◆ EXERCISE PROMPT
The exercise asks you to copy every line below in which "Britain" appears.
--------------------
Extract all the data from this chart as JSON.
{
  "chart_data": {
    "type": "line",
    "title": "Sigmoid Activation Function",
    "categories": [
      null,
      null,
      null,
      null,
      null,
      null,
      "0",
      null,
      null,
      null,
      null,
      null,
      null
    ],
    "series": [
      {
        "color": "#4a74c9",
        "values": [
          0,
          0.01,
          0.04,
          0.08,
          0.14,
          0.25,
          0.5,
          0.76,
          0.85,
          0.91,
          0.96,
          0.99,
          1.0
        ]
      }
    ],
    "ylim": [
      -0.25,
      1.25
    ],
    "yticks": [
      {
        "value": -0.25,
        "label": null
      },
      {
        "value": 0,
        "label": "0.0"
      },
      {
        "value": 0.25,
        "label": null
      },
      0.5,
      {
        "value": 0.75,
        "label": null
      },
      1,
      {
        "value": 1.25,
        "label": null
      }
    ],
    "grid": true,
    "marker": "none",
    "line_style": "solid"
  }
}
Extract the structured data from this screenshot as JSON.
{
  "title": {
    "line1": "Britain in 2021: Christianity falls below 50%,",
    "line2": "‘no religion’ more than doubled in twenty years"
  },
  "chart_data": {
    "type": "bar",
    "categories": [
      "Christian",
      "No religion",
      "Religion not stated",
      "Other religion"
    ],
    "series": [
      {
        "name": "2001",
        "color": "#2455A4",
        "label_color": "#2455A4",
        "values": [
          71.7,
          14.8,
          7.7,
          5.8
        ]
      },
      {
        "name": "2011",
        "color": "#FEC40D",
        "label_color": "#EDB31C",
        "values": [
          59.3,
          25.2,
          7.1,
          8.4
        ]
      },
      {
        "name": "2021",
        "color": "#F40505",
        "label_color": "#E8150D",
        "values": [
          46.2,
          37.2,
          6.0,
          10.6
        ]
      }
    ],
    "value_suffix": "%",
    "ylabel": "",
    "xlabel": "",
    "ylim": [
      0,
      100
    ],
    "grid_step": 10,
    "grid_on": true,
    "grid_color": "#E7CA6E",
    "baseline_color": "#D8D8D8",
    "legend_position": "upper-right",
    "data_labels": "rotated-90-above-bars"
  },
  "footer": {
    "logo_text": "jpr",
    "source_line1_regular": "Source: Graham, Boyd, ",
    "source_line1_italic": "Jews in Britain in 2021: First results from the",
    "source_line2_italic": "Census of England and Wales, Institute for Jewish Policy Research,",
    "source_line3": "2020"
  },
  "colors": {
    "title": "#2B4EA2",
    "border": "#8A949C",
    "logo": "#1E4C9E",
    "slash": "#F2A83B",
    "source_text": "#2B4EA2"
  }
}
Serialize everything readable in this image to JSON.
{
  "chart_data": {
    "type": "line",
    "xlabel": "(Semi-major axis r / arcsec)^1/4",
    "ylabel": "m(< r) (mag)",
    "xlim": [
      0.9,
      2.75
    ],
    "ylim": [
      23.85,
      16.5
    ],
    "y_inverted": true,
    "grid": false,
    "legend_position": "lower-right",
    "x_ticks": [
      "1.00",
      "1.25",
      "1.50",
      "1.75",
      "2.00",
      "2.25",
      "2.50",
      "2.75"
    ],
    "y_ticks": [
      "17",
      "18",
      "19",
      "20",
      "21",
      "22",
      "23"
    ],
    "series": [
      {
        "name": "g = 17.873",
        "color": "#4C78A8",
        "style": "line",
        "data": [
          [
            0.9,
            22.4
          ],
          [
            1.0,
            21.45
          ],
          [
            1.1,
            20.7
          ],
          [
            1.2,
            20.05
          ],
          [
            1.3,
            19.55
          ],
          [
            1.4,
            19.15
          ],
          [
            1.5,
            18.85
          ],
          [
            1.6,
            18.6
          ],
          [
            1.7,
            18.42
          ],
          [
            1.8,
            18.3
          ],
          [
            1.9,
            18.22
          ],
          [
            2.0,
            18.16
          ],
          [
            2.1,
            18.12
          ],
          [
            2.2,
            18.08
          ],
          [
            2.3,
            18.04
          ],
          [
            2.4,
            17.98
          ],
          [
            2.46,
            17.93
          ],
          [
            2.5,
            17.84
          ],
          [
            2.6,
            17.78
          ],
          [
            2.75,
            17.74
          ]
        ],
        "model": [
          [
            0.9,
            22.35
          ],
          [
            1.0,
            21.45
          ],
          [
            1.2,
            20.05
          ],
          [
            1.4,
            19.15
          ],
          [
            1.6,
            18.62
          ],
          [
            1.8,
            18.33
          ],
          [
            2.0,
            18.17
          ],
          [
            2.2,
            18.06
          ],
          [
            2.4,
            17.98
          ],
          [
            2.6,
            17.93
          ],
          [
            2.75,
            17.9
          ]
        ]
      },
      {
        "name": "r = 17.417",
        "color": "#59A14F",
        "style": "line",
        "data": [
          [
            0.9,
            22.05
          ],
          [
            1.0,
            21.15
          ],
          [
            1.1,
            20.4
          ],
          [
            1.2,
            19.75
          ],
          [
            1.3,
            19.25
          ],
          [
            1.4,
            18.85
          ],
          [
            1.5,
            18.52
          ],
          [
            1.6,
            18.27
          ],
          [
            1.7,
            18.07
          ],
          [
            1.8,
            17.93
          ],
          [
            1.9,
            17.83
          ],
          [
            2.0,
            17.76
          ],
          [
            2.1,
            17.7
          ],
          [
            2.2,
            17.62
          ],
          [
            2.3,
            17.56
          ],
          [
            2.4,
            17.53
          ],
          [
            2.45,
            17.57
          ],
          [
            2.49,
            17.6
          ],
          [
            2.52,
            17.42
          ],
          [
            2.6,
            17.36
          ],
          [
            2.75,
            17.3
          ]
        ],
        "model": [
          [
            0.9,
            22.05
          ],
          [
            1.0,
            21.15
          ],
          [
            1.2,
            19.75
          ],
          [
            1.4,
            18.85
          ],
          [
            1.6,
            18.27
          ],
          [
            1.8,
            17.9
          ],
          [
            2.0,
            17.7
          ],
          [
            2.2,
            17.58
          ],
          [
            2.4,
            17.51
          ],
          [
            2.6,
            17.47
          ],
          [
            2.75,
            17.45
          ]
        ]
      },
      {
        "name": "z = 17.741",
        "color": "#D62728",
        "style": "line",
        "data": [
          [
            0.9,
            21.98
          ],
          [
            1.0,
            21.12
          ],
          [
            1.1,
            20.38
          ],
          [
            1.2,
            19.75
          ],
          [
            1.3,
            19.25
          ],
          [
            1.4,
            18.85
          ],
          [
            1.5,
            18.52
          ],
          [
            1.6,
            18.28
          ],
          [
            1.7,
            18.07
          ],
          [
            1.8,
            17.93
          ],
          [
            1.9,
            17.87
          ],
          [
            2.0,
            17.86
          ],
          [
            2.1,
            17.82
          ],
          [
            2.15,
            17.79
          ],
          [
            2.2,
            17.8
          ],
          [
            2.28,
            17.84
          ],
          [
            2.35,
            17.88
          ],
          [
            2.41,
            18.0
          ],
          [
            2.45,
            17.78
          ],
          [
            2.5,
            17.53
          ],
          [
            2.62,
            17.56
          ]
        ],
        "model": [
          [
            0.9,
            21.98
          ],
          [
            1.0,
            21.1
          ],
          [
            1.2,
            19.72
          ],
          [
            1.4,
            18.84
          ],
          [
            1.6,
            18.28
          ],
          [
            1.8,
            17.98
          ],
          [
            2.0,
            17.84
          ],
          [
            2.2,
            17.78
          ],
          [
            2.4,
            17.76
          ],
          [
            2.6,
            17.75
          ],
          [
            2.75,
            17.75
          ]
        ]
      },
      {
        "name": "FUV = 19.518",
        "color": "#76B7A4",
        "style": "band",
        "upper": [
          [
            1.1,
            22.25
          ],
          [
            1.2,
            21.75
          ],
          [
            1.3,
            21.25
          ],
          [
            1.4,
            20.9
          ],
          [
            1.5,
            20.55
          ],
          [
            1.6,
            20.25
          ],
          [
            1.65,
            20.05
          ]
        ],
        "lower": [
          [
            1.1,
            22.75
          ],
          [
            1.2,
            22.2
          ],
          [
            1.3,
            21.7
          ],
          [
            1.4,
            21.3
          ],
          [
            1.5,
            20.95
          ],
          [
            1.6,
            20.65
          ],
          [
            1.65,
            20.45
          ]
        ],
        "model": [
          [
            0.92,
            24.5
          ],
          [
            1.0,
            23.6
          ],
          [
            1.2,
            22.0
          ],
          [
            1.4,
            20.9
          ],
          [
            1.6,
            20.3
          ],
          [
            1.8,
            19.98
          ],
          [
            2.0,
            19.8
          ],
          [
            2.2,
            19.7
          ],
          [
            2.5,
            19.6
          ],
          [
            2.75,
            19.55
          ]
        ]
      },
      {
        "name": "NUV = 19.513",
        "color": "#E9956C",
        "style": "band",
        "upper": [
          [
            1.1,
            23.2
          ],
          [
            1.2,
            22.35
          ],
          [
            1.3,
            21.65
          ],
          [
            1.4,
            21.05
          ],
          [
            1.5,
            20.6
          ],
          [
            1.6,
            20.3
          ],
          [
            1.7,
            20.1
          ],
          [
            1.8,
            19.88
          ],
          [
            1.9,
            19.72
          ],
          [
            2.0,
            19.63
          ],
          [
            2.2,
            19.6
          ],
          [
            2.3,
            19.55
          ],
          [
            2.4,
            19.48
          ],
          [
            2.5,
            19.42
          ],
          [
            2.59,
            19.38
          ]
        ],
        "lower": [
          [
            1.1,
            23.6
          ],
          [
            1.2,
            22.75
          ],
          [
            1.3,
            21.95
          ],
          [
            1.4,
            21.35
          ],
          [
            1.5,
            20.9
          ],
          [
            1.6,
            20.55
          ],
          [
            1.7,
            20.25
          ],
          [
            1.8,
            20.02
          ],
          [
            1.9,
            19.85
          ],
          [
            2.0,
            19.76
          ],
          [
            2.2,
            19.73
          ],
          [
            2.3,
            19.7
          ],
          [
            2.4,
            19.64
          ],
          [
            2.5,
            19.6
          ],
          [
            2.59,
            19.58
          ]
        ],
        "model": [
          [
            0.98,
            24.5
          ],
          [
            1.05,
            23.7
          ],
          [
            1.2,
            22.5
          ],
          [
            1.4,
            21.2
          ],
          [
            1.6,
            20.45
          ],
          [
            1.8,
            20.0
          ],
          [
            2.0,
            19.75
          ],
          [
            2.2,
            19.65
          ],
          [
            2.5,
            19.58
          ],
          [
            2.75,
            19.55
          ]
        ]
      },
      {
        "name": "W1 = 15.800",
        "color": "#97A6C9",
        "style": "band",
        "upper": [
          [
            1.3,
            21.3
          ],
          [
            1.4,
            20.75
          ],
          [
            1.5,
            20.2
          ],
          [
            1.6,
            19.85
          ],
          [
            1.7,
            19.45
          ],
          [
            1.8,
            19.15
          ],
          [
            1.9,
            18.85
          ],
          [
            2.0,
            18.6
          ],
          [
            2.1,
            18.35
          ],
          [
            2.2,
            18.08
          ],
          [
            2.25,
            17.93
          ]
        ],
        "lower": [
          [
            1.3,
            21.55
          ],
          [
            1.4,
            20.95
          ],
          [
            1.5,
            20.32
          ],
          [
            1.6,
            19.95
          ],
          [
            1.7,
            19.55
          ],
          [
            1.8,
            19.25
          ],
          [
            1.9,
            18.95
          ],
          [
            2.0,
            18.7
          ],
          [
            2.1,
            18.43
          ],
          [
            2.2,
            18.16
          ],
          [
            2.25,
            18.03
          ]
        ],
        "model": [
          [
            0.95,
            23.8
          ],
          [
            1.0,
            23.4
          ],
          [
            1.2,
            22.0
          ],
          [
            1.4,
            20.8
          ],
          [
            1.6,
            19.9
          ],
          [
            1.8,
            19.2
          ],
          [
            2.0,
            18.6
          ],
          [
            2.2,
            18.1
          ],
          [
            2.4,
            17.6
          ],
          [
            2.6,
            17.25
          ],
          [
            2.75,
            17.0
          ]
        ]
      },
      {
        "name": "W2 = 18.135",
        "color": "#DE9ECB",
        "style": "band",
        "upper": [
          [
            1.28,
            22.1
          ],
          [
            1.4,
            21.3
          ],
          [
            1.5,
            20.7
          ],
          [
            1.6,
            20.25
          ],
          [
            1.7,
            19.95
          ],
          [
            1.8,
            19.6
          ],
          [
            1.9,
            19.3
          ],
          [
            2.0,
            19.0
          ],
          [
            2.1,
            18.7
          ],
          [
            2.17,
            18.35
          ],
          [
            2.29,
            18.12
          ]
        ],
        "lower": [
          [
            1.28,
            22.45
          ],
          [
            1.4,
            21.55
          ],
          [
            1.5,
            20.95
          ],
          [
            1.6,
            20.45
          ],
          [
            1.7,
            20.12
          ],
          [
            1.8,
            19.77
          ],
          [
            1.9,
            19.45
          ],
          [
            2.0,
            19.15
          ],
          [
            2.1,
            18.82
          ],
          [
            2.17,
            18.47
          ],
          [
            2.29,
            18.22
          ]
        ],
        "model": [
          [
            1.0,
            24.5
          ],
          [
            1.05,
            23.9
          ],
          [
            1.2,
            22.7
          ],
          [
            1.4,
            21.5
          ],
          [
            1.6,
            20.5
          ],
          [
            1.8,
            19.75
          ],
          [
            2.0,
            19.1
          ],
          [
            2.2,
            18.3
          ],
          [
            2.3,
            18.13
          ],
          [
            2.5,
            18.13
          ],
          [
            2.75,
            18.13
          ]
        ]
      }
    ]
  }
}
--------------------
◆ EXERCISE RESPONSE
    "line1": "Britain in 2021: Christianity falls below 50%,",
    "source_line1_italic": "Jews in Britain in 2021: First results from the",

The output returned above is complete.